PAGE:
"""

PIA07574: Ring Study Subjects
 Target Name:  S Rings
 Is a satellite of:  Saturn
 Mission:  Cassini-Huygens
 Spacecraft:  Cassini Orbiter
 Instrument:  ISS - Narrow Angle
 Product Size:  734 x 720 pixels (w x h)
 Produced By:  Cassini Imaging Team
 Primary Data Set:  Cassini
 Full-Res TIFF:  PIA07574.tif (529.2 kB)
 Full-Res JPEG:  PIA07574.jpg (35.92 kB)

Click on the image above to download a moderately sized image in JPEG format (possibly reduced in size from original)

Original Caption Released with Image:

Cassini turns its gaze toward Saturn's outer A ring to find the moon Pan coasting behind one of the thin ringlets with which it shares the Encke Gap. Pan is 26 kilometers (16 miles) across.

Understanding the influence of Saturn's moons on its immense ring system is one of the goals of the Cassini mission. The study of the icy rings includes the delicate and smokey-looking F ring, seen here toward upper right. The F ring exhibits visibly bright kinks and multiple strands here.

Arching across the center of the scene, the outermost section of the A ring is notably brighter than the ring material interior to it.

"""

SUPPLIED INFORMATION:
"""

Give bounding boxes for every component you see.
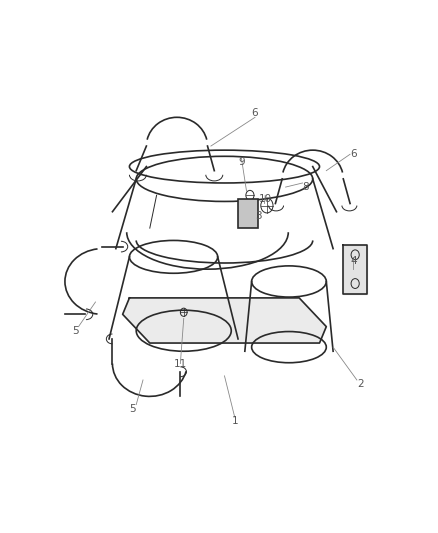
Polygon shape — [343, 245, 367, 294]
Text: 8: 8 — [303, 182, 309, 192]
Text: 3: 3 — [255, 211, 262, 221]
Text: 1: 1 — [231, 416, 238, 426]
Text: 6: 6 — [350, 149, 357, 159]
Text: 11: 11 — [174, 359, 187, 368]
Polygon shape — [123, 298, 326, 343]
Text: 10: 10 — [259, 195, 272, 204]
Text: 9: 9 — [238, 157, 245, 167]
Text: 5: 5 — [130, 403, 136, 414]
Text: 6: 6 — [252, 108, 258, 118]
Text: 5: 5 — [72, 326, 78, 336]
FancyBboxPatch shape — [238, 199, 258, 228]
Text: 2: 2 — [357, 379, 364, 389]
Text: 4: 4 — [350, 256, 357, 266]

"""
"""

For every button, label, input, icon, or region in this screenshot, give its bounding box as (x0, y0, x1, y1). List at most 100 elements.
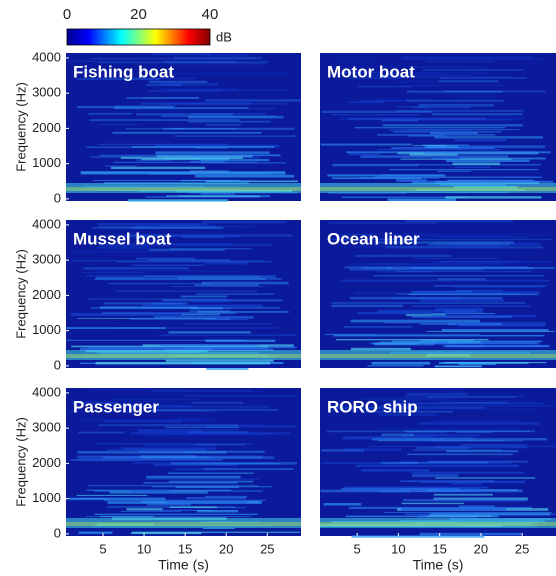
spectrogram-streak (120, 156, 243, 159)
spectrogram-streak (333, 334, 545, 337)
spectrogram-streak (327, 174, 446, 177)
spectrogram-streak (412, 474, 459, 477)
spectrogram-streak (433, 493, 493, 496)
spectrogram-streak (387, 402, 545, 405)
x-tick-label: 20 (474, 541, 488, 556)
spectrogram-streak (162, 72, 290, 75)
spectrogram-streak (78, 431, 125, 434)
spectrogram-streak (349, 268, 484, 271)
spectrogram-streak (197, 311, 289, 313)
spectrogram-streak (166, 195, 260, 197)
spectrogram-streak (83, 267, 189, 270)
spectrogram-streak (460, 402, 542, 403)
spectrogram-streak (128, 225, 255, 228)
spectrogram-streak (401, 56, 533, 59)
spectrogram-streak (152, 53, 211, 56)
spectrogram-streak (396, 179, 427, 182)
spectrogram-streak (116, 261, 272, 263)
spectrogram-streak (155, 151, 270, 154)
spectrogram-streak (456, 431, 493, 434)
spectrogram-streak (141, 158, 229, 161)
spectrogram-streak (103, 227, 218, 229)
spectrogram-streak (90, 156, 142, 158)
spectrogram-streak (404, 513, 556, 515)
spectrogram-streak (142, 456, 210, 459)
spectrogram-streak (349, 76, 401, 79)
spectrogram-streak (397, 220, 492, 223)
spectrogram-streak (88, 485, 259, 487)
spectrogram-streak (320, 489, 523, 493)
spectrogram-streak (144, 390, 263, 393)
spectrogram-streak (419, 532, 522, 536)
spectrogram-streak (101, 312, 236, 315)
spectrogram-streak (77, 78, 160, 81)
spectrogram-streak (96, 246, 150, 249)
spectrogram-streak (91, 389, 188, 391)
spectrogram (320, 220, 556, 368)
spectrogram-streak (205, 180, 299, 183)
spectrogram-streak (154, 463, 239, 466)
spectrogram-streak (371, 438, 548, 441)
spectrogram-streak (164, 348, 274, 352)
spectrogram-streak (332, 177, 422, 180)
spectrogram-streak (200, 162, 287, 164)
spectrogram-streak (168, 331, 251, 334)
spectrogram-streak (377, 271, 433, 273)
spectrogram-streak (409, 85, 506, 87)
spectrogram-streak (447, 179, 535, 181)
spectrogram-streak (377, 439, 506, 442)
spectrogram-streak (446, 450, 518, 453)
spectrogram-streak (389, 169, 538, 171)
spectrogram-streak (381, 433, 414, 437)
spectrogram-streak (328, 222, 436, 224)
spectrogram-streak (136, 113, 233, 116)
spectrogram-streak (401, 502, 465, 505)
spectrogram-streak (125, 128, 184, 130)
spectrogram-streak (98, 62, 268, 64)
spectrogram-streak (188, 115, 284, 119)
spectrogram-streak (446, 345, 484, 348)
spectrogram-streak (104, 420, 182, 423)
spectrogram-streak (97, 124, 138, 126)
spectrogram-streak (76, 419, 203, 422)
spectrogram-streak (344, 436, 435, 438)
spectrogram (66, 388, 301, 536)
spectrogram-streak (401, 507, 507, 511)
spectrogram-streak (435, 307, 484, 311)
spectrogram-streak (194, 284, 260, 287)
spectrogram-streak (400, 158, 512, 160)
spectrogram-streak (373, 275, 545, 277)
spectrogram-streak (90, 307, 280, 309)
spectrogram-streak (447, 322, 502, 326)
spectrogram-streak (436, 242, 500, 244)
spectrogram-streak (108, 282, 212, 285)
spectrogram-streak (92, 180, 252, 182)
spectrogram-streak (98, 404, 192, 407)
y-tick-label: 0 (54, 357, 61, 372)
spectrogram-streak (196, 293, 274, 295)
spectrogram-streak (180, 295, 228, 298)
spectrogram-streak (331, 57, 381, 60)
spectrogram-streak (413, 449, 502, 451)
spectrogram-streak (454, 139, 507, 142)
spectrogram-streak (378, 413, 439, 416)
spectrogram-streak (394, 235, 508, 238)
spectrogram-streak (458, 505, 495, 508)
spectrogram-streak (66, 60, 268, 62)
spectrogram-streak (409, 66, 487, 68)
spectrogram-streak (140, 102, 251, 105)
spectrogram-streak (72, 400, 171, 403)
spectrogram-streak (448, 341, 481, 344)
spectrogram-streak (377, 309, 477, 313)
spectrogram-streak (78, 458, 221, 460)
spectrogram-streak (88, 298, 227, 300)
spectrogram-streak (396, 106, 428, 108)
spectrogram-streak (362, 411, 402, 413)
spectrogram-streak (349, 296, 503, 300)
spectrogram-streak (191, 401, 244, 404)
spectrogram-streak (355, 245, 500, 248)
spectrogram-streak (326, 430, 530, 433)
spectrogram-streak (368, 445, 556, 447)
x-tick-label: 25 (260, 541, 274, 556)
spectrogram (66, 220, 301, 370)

"""
"""

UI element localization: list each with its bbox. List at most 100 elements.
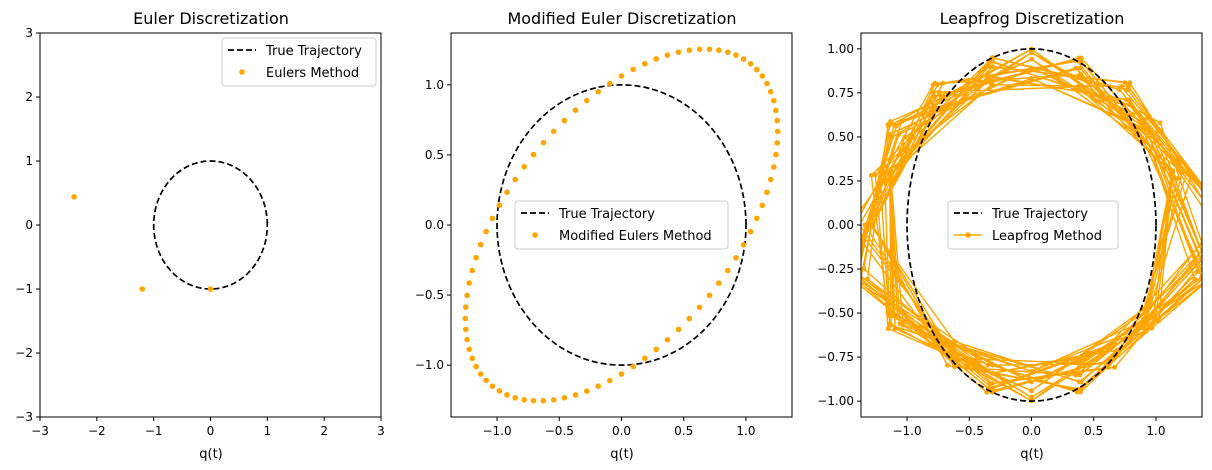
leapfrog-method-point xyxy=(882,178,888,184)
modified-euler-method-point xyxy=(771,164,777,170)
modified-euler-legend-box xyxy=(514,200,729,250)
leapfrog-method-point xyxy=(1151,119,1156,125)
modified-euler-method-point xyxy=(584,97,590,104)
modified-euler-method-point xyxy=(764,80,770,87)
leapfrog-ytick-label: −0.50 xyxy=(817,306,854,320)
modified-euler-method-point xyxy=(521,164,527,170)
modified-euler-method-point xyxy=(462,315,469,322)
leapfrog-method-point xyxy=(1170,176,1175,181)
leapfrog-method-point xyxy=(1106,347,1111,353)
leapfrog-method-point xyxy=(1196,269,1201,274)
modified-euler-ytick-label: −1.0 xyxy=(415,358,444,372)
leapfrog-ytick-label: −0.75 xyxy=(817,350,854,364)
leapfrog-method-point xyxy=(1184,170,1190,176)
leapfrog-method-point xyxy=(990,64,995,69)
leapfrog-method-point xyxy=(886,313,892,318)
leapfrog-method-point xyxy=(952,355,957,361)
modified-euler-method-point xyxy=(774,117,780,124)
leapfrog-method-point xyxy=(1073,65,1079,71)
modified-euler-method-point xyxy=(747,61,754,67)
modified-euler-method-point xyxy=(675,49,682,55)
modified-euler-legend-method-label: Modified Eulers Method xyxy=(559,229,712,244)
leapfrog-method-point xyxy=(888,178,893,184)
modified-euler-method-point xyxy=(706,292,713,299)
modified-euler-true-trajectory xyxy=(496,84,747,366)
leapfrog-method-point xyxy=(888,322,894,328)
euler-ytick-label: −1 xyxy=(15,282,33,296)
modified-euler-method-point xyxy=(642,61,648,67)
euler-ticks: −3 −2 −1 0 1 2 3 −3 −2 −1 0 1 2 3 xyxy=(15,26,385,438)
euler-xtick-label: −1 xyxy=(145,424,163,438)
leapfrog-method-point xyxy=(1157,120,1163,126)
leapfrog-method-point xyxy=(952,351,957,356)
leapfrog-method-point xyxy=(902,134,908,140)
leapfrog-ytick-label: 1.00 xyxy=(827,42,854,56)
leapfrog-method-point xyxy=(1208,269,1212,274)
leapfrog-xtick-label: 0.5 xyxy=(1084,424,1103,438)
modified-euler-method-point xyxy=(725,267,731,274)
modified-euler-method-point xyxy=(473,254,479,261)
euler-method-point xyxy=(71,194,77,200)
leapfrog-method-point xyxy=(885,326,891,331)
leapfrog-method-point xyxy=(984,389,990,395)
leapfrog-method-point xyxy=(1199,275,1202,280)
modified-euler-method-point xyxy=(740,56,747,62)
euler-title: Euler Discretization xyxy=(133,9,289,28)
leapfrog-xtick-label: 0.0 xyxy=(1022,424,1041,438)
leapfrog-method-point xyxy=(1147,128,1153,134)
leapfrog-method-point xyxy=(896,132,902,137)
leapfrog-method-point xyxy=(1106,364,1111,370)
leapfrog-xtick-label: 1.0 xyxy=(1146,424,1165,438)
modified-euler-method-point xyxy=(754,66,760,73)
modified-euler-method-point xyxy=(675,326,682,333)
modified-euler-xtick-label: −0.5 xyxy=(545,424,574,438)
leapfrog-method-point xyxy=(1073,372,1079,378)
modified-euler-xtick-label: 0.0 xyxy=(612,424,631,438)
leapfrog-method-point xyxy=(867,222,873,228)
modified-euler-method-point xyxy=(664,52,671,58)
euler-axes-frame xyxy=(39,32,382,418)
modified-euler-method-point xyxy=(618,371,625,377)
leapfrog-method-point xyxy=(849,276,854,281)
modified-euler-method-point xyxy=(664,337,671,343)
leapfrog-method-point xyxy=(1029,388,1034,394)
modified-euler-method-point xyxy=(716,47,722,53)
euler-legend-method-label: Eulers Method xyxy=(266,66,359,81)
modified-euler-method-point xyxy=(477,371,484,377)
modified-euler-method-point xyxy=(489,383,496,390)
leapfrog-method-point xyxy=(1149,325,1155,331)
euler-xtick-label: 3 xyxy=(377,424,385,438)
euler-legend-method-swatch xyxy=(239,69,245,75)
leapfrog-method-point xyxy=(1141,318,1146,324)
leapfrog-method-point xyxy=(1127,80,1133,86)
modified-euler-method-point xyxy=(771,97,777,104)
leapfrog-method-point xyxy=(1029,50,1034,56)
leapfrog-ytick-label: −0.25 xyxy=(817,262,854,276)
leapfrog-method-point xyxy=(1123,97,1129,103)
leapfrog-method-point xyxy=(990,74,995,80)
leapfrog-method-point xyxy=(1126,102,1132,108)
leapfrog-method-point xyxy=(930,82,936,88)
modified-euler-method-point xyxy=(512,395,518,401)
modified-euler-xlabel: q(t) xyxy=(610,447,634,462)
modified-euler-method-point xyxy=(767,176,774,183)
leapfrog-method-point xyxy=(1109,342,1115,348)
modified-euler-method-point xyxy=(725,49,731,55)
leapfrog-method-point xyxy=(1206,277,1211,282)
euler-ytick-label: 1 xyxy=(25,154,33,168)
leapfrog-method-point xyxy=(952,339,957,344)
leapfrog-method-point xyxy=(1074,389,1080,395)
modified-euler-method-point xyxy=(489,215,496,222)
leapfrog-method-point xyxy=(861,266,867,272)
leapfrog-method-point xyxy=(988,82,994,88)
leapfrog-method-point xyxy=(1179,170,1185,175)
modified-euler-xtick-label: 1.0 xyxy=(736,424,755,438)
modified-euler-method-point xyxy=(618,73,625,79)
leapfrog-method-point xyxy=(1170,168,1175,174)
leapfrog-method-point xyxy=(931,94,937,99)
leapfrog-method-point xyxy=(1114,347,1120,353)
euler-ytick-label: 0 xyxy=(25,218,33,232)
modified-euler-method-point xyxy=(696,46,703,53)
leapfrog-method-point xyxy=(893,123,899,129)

"""

From the caption on the Cassini image page about Saturn's rings, list every ring or gap that is named.

RESULT OF THIS TASK: The A ring, the Encke Gap and the F ring.